Stated problem
Word for word, print each line of the listing below; pictures stay out.

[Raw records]
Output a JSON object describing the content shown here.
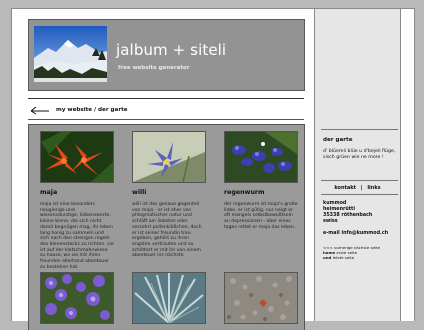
{
  "header": {
    "title": "jalbum + siteli",
    "subtitle": "free website generator"
  },
  "breadcrumb": {
    "text": "my website / der garte"
  },
  "gallery": {
    "items": [
      {
        "caption": "maja",
        "description": "maja ist eine besonders neugierige und wissensdurstige, liebenswerte, kleine biene, die sich nicht damit begnügen mag, ihr leben lang honig zu sammeln und sich nach den strengen regeln des bienenstocks zu richten. sie ist auf der klatschmohnwiese zu hause, wo sie mit ihren freunden allerhand abenteuer zu bestehen hat."
      },
      {
        "caption": "willi",
        "description": "willi ist das genaue gegenteil von maja - er ist eher von phlegmatischer natur und schläft am liebsten oder verzehrt pollenklößchen, doch er ist seiner freundin treu ergeben, gehört zu ihren engsten vertrauten und so schlittert er mit ihr von einem abenteuer ins nächste"
      },
      {
        "caption": "regenwurm",
        "description": "der regenwurm ist maja's große liebe. er ist gütig, nur neigt er oft mangels selbstbewußtsein an depressionen - aber eines tages rettet er maja das leben."
      },
      {
        "caption": "",
        "description": ""
      },
      {
        "caption": "",
        "description": ""
      },
      {
        "caption": "",
        "description": ""
      }
    ]
  },
  "sidebar": {
    "title": "der garte",
    "text": "d' blüemli blüe u d'bejeli flüge, sisch grüen wie ne more !",
    "links": {
      "kontakt": "kontakt",
      "separator": "|",
      "links": "links"
    },
    "address": [
      "kummod",
      "heimenrütti",
      "35338 röthenbach",
      "swiss"
    ],
    "email_label": "e-mail",
    "email": "info@kummod.ch",
    "nav": [
      {
        "prefix": "<<<",
        "label": "vorherige",
        "suffix": "nächste seite"
      },
      {
        "prefix": "",
        "label": "home",
        "suffix": "erste seite"
      },
      {
        "prefix": "",
        "label": "und",
        "suffix": "letzte seite"
      }
    ]
  },
  "colors": {
    "page_bg": "#b9b9b9",
    "header_bg": "#939393",
    "gallery_bg": "#9a9a9a",
    "sidebar_bg": "#e6e6e6"
  }
}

Full response
Output a JSON object describing the content shown here.
{
  "header": {
    "title": "jalbum + siteli",
    "subtitle": "free website generator"
  },
  "breadcrumb": {
    "text": "my website / der garte"
  },
  "gallery": {
    "items": [
      {
        "caption": "maja",
        "description": "maja ist eine besonders neugierige und wissensdurstige, liebenswerte, kleine biene, die sich nicht damit begnügen mag, ihr leben lang honig zu sammeln und sich nach den strengen regeln des bienenstocks zu richten. sie ist auf der klatschmohnwiese zu hause, wo sie mit ihren freunden allerhand abenteuer zu bestehen hat."
      },
      {
        "caption": "willi",
        "description": "willi ist das genaue gegenteil von maja - er ist eher von phlegmatischer natur und schläft am liebsten oder verzehrt pollenklößchen, doch er ist seiner freundin treu ergeben, gehört zu ihren engsten vertrauten und so schlittert er mit ihr von einem abenteuer ins nächste"
      },
      {
        "caption": "regenwurm",
        "description": "der regenwurm ist maja's große liebe. er ist gütig, nur neigt er oft mangels selbstbewußtsein an depressionen - aber eines tages rettet er maja das leben."
      },
      {
        "caption": "",
        "description": ""
      },
      {
        "caption": "",
        "description": ""
      },
      {
        "caption": "",
        "description": ""
      }
    ]
  },
  "sidebar": {
    "title": "der garte",
    "text": "d' blüemli blüe u d'bejeli flüge, sisch grüen wie ne more !",
    "links": {
      "kontakt": "kontakt",
      "separator": "|",
      "links": "links"
    },
    "address": [
      "kummod",
      "heimenrütti",
      "35338 röthenbach",
      "swiss"
    ],
    "email_label": "e-mail",
    "email": "info@kummod.ch",
    "nav": [
      {
        "prefix": "<<<",
        "label": "vorherige",
        "suffix": "nächste seite"
      },
      {
        "prefix": "",
        "label": "home",
        "suffix": "erste seite"
      },
      {
        "prefix": "",
        "label": "und",
        "suffix": "letzte seite"
      }
    ]
  },
  "colors": {
    "page_bg": "#b9b9b9",
    "header_bg": "#939393",
    "gallery_bg": "#9a9a9a",
    "sidebar_bg": "#e6e6e6"
  }
}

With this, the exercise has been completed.